--- begin ---

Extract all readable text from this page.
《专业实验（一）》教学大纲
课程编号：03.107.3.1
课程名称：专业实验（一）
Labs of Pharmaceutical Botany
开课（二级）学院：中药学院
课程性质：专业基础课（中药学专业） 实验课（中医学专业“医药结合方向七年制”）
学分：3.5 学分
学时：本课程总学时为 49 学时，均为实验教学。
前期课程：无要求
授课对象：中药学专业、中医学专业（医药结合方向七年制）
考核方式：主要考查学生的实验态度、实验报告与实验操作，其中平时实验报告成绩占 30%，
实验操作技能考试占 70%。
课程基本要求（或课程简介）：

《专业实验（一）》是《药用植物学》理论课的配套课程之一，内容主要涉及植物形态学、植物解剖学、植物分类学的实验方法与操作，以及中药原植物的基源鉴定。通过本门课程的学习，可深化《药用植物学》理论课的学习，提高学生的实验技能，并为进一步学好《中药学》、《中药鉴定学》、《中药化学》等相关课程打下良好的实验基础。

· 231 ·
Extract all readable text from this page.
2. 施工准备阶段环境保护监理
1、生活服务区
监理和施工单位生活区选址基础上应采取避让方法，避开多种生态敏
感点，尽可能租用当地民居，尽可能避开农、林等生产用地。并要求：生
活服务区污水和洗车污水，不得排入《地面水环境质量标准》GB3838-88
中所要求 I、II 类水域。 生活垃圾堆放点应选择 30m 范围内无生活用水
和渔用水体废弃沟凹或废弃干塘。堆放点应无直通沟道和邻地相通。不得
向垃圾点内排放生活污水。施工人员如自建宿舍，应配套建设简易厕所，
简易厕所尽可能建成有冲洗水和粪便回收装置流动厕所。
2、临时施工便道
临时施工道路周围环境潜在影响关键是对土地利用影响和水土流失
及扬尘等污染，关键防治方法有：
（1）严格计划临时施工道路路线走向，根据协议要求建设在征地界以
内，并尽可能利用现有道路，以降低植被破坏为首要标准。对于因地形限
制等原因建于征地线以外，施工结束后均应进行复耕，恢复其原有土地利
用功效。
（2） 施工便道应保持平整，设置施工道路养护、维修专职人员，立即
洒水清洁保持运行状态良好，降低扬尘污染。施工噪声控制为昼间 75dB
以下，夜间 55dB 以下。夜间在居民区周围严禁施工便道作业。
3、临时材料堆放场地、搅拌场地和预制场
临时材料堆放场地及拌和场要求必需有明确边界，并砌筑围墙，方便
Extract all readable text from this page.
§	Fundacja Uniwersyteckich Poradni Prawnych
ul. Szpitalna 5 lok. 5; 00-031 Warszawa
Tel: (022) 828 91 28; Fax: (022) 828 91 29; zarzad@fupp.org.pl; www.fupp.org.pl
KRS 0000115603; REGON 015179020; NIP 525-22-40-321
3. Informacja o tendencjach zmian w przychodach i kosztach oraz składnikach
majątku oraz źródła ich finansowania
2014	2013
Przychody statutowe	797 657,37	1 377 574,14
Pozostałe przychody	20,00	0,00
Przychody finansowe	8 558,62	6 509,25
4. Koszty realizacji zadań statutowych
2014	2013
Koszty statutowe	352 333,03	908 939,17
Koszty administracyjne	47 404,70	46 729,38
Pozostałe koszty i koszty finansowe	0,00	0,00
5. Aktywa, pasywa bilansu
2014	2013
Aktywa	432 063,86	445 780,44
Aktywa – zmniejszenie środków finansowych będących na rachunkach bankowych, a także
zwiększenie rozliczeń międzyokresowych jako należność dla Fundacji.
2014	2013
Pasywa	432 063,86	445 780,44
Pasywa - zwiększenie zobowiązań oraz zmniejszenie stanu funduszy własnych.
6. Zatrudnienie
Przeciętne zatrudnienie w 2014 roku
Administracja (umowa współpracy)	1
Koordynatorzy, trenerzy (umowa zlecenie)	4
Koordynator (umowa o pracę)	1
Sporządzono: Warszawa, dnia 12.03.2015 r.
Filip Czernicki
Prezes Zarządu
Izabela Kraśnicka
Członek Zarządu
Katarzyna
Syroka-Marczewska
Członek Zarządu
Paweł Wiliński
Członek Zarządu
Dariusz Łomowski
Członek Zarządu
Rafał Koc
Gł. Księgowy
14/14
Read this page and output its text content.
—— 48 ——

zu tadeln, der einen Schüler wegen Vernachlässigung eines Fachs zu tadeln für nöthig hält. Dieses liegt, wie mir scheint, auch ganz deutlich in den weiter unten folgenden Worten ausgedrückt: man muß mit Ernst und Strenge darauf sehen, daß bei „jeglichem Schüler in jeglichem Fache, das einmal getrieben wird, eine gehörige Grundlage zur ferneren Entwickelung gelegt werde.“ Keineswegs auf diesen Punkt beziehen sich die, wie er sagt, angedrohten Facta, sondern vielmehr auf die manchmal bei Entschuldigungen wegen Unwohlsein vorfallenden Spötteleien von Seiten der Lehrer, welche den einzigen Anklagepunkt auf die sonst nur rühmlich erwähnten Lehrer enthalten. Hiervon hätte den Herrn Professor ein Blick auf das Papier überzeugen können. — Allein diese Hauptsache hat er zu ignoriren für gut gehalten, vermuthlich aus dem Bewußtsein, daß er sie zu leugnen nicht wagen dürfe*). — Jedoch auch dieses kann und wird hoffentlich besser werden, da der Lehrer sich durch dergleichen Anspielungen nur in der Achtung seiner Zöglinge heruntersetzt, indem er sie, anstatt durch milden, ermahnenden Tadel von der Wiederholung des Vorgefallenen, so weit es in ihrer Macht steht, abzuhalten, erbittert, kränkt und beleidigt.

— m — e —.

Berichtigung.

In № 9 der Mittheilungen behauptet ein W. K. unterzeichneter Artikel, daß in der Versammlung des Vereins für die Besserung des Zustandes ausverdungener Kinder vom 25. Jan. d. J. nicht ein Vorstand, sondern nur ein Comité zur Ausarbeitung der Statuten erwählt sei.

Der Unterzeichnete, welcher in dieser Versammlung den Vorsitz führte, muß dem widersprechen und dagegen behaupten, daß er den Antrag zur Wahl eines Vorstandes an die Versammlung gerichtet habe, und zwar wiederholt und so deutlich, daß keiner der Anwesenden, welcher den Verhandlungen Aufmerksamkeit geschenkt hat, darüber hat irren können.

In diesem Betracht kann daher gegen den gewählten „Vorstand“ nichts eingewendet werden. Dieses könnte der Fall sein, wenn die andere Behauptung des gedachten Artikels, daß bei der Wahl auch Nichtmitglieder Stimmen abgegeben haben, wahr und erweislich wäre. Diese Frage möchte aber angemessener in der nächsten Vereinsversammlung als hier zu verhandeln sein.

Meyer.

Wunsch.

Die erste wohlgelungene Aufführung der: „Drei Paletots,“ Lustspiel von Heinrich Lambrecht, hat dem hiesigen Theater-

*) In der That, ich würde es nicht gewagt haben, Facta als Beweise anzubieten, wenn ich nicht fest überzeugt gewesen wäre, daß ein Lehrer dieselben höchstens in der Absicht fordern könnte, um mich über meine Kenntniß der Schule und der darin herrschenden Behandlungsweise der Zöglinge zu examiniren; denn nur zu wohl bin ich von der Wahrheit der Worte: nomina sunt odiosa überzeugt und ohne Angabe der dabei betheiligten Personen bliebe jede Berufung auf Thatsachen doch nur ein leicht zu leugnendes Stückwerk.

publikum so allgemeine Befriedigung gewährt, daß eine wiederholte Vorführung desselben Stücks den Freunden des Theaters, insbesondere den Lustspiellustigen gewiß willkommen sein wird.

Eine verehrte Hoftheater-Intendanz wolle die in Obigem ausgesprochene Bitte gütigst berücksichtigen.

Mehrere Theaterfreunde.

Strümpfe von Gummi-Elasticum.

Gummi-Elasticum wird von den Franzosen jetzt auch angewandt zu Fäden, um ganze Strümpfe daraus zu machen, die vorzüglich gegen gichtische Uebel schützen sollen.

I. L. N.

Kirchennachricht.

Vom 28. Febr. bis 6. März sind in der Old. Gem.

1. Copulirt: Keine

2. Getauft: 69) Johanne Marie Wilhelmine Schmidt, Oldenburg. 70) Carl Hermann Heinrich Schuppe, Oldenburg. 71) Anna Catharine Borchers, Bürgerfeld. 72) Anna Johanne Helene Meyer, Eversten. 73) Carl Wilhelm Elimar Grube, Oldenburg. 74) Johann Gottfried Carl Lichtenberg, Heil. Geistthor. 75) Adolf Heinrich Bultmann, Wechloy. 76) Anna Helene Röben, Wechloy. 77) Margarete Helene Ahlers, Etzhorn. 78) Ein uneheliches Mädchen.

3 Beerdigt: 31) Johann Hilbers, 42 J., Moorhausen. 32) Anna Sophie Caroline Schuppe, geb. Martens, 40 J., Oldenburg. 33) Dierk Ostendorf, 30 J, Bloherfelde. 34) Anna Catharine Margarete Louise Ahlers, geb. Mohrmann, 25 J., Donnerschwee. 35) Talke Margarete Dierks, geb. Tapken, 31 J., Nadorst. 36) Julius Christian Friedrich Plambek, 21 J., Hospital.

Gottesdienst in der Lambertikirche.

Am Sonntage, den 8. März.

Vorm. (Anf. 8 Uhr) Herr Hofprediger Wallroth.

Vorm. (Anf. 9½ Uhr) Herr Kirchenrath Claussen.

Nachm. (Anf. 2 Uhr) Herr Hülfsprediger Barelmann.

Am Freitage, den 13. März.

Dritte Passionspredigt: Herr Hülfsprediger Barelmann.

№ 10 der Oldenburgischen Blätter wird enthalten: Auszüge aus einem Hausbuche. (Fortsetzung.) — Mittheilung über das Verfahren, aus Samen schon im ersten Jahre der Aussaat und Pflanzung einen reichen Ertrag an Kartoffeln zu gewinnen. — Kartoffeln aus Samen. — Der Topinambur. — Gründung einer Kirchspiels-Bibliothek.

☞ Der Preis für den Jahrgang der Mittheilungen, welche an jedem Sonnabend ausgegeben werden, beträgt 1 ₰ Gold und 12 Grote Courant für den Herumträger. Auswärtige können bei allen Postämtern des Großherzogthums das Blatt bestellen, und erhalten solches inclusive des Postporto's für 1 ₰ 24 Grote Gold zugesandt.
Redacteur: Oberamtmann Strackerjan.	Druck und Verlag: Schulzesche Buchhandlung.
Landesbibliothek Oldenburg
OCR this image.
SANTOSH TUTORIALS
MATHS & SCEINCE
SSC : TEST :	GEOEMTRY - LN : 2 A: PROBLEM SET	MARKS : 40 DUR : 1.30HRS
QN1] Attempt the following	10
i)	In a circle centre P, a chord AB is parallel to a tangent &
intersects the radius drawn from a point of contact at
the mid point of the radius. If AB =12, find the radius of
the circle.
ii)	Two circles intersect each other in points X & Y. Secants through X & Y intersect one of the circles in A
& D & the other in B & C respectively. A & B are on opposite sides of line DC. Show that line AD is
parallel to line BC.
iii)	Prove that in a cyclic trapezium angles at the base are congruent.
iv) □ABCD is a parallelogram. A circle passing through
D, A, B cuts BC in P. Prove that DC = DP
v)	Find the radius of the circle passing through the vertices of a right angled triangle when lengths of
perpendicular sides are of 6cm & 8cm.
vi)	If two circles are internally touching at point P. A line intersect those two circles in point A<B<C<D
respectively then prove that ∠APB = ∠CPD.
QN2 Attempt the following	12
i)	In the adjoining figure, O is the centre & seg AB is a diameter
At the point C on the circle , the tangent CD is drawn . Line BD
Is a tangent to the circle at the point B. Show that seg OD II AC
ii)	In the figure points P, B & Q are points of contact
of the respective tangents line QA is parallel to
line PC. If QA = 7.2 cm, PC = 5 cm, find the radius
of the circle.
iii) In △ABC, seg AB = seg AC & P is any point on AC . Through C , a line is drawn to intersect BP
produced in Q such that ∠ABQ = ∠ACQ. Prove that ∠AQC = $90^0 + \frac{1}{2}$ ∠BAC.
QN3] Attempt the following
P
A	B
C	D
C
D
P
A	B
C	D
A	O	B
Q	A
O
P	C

--- end ---

### Problem to solve
Above are the records; copy every line in them that holds the word "statutowe".

### Output of the task
Przychody statutowe	797 657,37	1 377 574,14
Koszty statutowe	352 333,03	908 939,17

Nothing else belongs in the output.